### Records provided
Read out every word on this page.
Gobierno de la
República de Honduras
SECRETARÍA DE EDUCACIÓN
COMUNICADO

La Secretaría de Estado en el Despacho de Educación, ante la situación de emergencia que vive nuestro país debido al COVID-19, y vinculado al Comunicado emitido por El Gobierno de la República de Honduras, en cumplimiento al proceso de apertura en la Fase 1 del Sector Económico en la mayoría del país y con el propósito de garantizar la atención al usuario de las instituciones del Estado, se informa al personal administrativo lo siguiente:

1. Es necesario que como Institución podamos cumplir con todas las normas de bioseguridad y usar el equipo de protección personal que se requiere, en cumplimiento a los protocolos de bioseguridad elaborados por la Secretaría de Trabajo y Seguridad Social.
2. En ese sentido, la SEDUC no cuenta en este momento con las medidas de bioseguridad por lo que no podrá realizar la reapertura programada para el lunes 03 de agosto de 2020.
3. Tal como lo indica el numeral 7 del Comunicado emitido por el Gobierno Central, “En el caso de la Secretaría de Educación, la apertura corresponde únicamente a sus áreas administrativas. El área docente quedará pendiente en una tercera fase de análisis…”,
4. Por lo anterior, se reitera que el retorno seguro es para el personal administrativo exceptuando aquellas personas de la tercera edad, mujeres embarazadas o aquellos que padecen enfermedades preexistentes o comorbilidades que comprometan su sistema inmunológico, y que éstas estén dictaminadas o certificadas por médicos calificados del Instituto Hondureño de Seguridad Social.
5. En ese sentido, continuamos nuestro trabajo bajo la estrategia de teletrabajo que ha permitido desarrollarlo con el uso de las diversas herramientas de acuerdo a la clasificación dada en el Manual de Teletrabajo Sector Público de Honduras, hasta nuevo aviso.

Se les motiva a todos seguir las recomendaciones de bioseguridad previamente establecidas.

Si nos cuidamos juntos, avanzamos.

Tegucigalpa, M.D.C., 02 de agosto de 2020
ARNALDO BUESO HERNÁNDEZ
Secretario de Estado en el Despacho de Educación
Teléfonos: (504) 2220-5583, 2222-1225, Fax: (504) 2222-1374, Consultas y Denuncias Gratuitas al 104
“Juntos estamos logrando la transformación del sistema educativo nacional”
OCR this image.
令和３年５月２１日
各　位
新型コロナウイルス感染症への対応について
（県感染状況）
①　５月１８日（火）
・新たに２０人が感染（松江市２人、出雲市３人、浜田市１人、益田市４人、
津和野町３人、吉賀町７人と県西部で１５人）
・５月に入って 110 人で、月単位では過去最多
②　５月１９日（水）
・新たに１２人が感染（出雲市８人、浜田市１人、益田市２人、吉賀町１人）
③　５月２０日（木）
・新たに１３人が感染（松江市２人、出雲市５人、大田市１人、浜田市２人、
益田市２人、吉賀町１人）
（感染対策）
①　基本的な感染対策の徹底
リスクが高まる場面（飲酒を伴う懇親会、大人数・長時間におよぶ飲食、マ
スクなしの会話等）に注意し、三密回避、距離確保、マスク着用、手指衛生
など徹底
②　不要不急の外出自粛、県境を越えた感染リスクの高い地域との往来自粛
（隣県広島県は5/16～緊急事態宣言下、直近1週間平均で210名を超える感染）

### Task statement
Transcribe word for word the lines from the one holding "OCR this image." to the last line of the listing above, inclusive.

### Result of the exercise
OCR this image.
令和３年５月２１日
各　位
新型コロナウイルス感染症への対応について
（県感染状況）
①　５月１８日（火）
・新たに２０人が感染（松江市２人、出雲市３人、浜田市１人、益田市４人、
津和野町３人、吉賀町７人と県西部で１５人）
・５月に入って 110 人で、月単位では過去最多
②　５月１９日（水）
・新たに１２人が感染（出雲市８人、浜田市１人、益田市２人、吉賀町１人）
③　５月２０日（木）
・新たに１３人が感染（松江市２人、出雲市５人、大田市１人、浜田市２人、
益田市２人、吉賀町１人）
（感染対策）
①　基本的な感染対策の徹底
リスクが高まる場面（飲酒を伴う懇親会、大人数・長時間におよぶ飲食、マ
スクなしの会話等）に注意し、三密回避、距離確保、マスク着用、手指衛生
など徹底
②　不要不急の外出自粛、県境を越えた感染リスクの高い地域との往来自粛
（隣県広島県は5/16～緊急事態宣言下、直近1週間平均で210名を超える感染）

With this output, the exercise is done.